### DATA SHOWN
<<<<

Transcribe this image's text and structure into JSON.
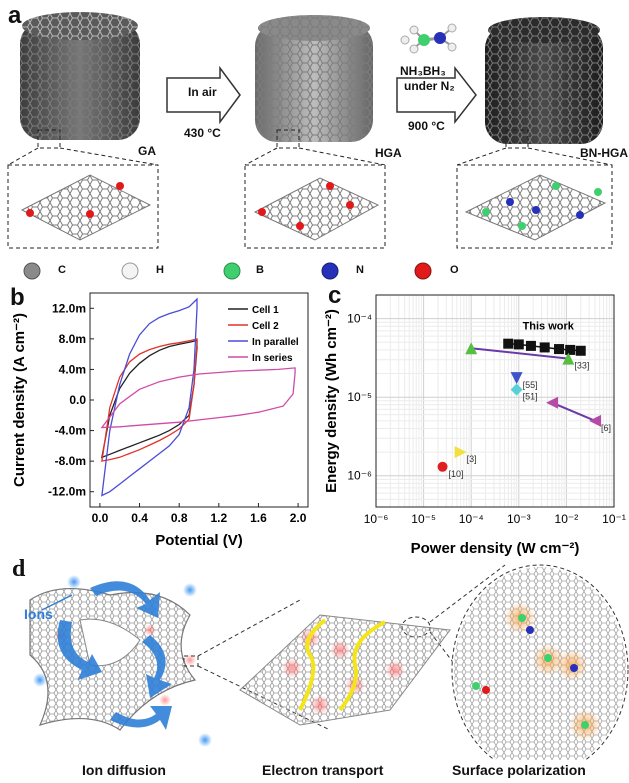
{
  "panel_a": {
    "letter": "a",
    "arrow1": {
      "line1": "In air",
      "line2": "430 °C"
    },
    "arrow2": {
      "line1": "NH₃BH₃",
      "line2": "under N₂",
      "line3": "900 °C"
    },
    "labels": [
      "GA",
      "HGA",
      "BN-HGA"
    ],
    "atom_legend": [
      {
        "symbol": "C",
        "color": "#8a8a8a"
      },
      {
        "symbol": "H",
        "color": "#ffffff"
      },
      {
        "symbol": "B",
        "color": "#3fcf6f"
      },
      {
        "symbol": "N",
        "color": "#2630b8"
      },
      {
        "symbol": "O",
        "color": "#e01a1a"
      }
    ]
  },
  "panel_b": {
    "letter": "b",
    "chart_data": {
      "type": "line",
      "xlabel": "Potential (V)",
      "ylabel": "Current density (A cm⁻²)",
      "xlim": [
        -0.1,
        2.1
      ],
      "ylim": [
        -14,
        14
      ],
      "xticks": [
        "0.0",
        "0.4",
        "0.8",
        "1.2",
        "1.6",
        "2.0"
      ],
      "yticks": [
        "12.0m",
        "8.0m",
        "4.0m",
        "0.0",
        "-4.0m",
        "-8.0m",
        "-12.0m"
      ],
      "legend_position": "top-right",
      "series": [
        {
          "name": "Cell 1",
          "color": "#222222",
          "upper": [
            [
              0.02,
              -7.5
            ],
            [
              0.1,
              -2
            ],
            [
              0.2,
              1.5
            ],
            [
              0.3,
              3.5
            ],
            [
              0.4,
              4.8
            ],
            [
              0.5,
              5.8
            ],
            [
              0.6,
              6.5
            ],
            [
              0.7,
              7
            ],
            [
              0.8,
              7.3
            ],
            [
              0.92,
              7.6
            ],
            [
              0.98,
              7.8
            ]
          ],
          "lower": [
            [
              0.98,
              6.8
            ],
            [
              0.95,
              2
            ],
            [
              0.9,
              -2
            ],
            [
              0.8,
              -3.2
            ],
            [
              0.7,
              -4
            ],
            [
              0.6,
              -4.6
            ],
            [
              0.5,
              -5.1
            ],
            [
              0.4,
              -5.6
            ],
            [
              0.3,
              -6.1
            ],
            [
              0.2,
              -6.6
            ],
            [
              0.1,
              -7.1
            ],
            [
              0.02,
              -7.5
            ]
          ]
        },
        {
          "name": "Cell 2",
          "color": "#e0342a",
          "upper": [
            [
              0.02,
              -8
            ],
            [
              0.1,
              -1
            ],
            [
              0.2,
              3
            ],
            [
              0.3,
              5
            ],
            [
              0.4,
              6
            ],
            [
              0.5,
              6.6
            ],
            [
              0.6,
              7
            ],
            [
              0.7,
              7.3
            ],
            [
              0.8,
              7.5
            ],
            [
              0.92,
              7.8
            ],
            [
              0.98,
              8
            ]
          ],
          "lower": [
            [
              0.98,
              7.5
            ],
            [
              0.95,
              2
            ],
            [
              0.9,
              -2.5
            ],
            [
              0.8,
              -3.8
            ],
            [
              0.7,
              -4.6
            ],
            [
              0.6,
              -5.3
            ],
            [
              0.5,
              -5.9
            ],
            [
              0.4,
              -6.5
            ],
            [
              0.3,
              -7
            ],
            [
              0.2,
              -7.5
            ],
            [
              0.1,
              -7.8
            ],
            [
              0.02,
              -8
            ]
          ]
        },
        {
          "name": "In parallel",
          "color": "#4b4bd8",
          "upper": [
            [
              0.02,
              -12.5
            ],
            [
              0.1,
              -4
            ],
            [
              0.2,
              2
            ],
            [
              0.3,
              6
            ],
            [
              0.4,
              8.5
            ],
            [
              0.5,
              10
            ],
            [
              0.6,
              10.8
            ],
            [
              0.7,
              11.3
            ],
            [
              0.8,
              11.7
            ],
            [
              0.9,
              12.2
            ],
            [
              0.98,
              13.2
            ]
          ],
          "lower": [
            [
              0.98,
              12
            ],
            [
              0.95,
              4
            ],
            [
              0.9,
              -1
            ],
            [
              0.8,
              -4.5
            ],
            [
              0.7,
              -6
            ],
            [
              0.6,
              -7
            ],
            [
              0.5,
              -8
            ],
            [
              0.4,
              -9
            ],
            [
              0.3,
              -10
            ],
            [
              0.2,
              -11
            ],
            [
              0.1,
              -12
            ],
            [
              0.02,
              -12.5
            ]
          ]
        },
        {
          "name": "In series",
          "color": "#d04aa8",
          "upper": [
            [
              0.02,
              -3.6
            ],
            [
              0.2,
              -0.5
            ],
            [
              0.4,
              1.4
            ],
            [
              0.6,
              2.4
            ],
            [
              0.8,
              3
            ],
            [
              1.0,
              3.4
            ],
            [
              1.2,
              3.6
            ],
            [
              1.4,
              3.8
            ],
            [
              1.6,
              3.9
            ],
            [
              1.8,
              4
            ],
            [
              1.97,
              4.2
            ]
          ],
          "lower": [
            [
              1.97,
              3.6
            ],
            [
              1.95,
              0.8
            ],
            [
              1.85,
              -0.8
            ],
            [
              1.6,
              -1.6
            ],
            [
              1.4,
              -2
            ],
            [
              1.2,
              -2.3
            ],
            [
              1.0,
              -2.6
            ],
            [
              0.8,
              -2.9
            ],
            [
              0.6,
              -3.1
            ],
            [
              0.4,
              -3.3
            ],
            [
              0.2,
              -3.5
            ],
            [
              0.02,
              -3.6
            ]
          ]
        }
      ]
    }
  },
  "panel_c": {
    "letter": "c",
    "chart_data": {
      "type": "scatter",
      "xlabel": "Power density (W cm⁻²)",
      "ylabel": "Energy density (Wh cm⁻²)",
      "x_scale": "log",
      "y_scale": "log",
      "xlim": [
        1e-06,
        0.1
      ],
      "ylim": [
        4e-07,
        0.0002
      ],
      "xticks": [
        "10⁻⁶",
        "10⁻⁵",
        "10⁻⁴",
        "10⁻³",
        "10⁻²",
        "10⁻¹"
      ],
      "yticks": [
        "10⁻⁴",
        "10⁻⁵",
        "10⁻⁶"
      ],
      "grid": true,
      "this_work_label": "This work",
      "this_work": {
        "color": "#111111",
        "marker": "square",
        "points": [
          [
            0.0006,
            4.8e-05
          ],
          [
            0.001,
            4.7e-05
          ],
          [
            0.0018,
            4.5e-05
          ],
          [
            0.0035,
            4.3e-05
          ],
          [
            0.007,
            4.1e-05
          ],
          [
            0.012,
            4e-05
          ],
          [
            0.02,
            3.9e-05
          ]
        ]
      },
      "references": [
        {
          "label": "[33]",
          "color": "#55c040",
          "marker": "triangle-up",
          "line_color": "#6a3aa8",
          "points": [
            [
              0.0001,
              4.2e-05
            ],
            [
              0.011,
              3.1e-05
            ]
          ]
        },
        {
          "label": "[55]",
          "color": "#3e55c8",
          "marker": "triangle-down",
          "points": [
            [
              0.0009,
              1.75e-05
            ]
          ]
        },
        {
          "label": "[51]",
          "color": "#57d0d8",
          "marker": "diamond",
          "points": [
            [
              0.0009,
              1.25e-05
            ]
          ]
        },
        {
          "label": "[6]",
          "color": "#b64aa8",
          "marker": "triangle-left",
          "line_color": "#6a3aa8",
          "points": [
            [
              0.005,
              8.5e-06
            ],
            [
              0.04,
              5e-06
            ]
          ]
        },
        {
          "label": "[3]",
          "color": "#f0e040",
          "marker": "triangle-right",
          "points": [
            [
              6e-05,
              2e-06
            ]
          ]
        },
        {
          "label": "[10]",
          "color": "#e02020",
          "marker": "circle",
          "points": [
            [
              2.5e-05,
              1.3e-06
            ]
          ]
        }
      ]
    }
  },
  "panel_d": {
    "letter": "d",
    "ions_label": "Ions",
    "captions": [
      "Ion diffusion",
      "Electron transport",
      "Surface polarization"
    ]
  }
}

>>>>

Write down every line of the data above that includes the string "xlabel".

      "xlabel": "Potential (V)",
      "xlabel": "Power density (W cm⁻²)",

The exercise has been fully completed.